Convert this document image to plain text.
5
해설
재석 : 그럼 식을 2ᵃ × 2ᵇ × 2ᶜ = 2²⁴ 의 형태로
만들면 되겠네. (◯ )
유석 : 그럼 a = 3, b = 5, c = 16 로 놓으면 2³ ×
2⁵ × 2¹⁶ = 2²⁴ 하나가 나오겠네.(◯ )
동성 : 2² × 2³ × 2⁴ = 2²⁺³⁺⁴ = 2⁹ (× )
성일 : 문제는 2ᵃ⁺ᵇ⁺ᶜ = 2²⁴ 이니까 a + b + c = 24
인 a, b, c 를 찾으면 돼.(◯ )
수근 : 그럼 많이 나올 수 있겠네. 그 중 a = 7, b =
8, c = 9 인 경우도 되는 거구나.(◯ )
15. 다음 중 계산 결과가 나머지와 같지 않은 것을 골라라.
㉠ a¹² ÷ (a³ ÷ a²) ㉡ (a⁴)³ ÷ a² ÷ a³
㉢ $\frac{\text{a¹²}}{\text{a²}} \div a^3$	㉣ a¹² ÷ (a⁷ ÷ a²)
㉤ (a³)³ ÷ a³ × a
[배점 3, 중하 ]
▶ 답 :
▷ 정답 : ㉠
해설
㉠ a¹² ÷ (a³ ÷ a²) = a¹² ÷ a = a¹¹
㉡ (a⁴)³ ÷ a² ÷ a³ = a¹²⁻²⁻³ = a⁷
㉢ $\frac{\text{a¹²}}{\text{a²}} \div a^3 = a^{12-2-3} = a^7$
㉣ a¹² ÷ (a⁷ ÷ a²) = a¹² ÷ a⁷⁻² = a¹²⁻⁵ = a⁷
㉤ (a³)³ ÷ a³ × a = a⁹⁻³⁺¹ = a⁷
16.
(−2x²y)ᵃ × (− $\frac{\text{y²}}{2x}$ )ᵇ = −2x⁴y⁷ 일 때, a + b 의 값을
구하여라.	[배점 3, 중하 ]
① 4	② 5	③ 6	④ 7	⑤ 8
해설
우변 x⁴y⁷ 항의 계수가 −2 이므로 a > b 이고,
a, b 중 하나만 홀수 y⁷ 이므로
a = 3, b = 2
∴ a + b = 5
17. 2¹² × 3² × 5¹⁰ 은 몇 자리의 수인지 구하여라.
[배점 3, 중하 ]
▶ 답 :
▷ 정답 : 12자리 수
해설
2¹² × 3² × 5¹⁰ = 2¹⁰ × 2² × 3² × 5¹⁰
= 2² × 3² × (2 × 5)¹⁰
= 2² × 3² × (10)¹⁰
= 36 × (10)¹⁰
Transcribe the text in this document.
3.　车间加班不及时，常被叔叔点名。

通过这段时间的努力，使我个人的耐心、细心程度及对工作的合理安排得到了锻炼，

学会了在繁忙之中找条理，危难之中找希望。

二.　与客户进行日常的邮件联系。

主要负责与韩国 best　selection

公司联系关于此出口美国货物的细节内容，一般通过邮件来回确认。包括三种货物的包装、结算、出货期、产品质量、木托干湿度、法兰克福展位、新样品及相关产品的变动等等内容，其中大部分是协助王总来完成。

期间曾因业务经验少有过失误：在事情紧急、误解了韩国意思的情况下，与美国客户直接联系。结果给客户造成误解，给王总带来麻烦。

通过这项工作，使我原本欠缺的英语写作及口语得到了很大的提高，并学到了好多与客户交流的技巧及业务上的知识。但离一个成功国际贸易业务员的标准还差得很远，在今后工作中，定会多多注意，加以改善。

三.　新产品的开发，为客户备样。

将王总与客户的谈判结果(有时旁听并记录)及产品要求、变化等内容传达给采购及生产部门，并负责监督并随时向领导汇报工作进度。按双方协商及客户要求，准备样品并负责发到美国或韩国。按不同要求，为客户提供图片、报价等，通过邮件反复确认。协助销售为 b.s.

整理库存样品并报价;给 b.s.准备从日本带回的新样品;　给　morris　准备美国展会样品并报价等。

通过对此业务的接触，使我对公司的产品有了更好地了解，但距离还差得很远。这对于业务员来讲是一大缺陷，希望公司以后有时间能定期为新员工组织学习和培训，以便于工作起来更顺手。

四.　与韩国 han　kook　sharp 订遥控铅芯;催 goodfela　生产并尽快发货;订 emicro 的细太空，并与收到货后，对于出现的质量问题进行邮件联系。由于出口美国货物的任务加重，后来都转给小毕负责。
————
What is being asked
Repeat, with no changes, each line from the one with "Transcribe the text in this document." to the end of the listing, including both ends and nothing else.

Response to the exercise
Transcribe the text in this document.
3.　车间加班不及时，常被叔叔点名。

通过这段时间的努力，使我个人的耐心、细心程度及对工作的合理安排得到了锻炼，

学会了在繁忙之中找条理，危难之中找希望。

二.　与客户进行日常的邮件联系。

主要负责与韩国 best　selection

公司联系关于此出口美国货物的细节内容，一般通过邮件来回确认。包括三种货物的包装、结算、出货期、产品质量、木托干湿度、法兰克福展位、新样品及相关产品的变动等等内容，其中大部分是协助王总来完成。

期间曾因业务经验少有过失误：在事情紧急、误解了韩国意思的情况下，与美国客户直接联系。结果给客户造成误解，给王总带来麻烦。

通过这项工作，使我原本欠缺的英语写作及口语得到了很大的提高，并学到了好多与客户交流的技巧及业务上的知识。但离一个成功国际贸易业务员的标准还差得很远，在今后工作中，定会多多注意，加以改善。

三.　新产品的开发，为客户备样。

将王总与客户的谈判结果(有时旁听并记录)及产品要求、变化等内容传达给采购及生产部门，并负责监督并随时向领导汇报工作进度。按双方协商及客户要求，准备样品并负责发到美国或韩国。按不同要求，为客户提供图片、报价等，通过邮件反复确认。协助销售为 b.s.

整理库存样品并报价;给 b.s.准备从日本带回的新样品;　给　morris　准备美国展会样品并报价等。

通过对此业务的接触，使我对公司的产品有了更好地了解，但距离还差得很远。这对于业务员来讲是一大缺陷，希望公司以后有时间能定期为新员工组织学习和培训，以便于工作起来更顺手。

四.　与韩国 han　kook　sharp 订遥控铅芯;催 goodfela　生产并尽快发货;订 emicro 的细太空，并与收到货后，对于出现的质量问题进行邮件联系。由于出口美国货物的任务加重，后来都转给小毕负责。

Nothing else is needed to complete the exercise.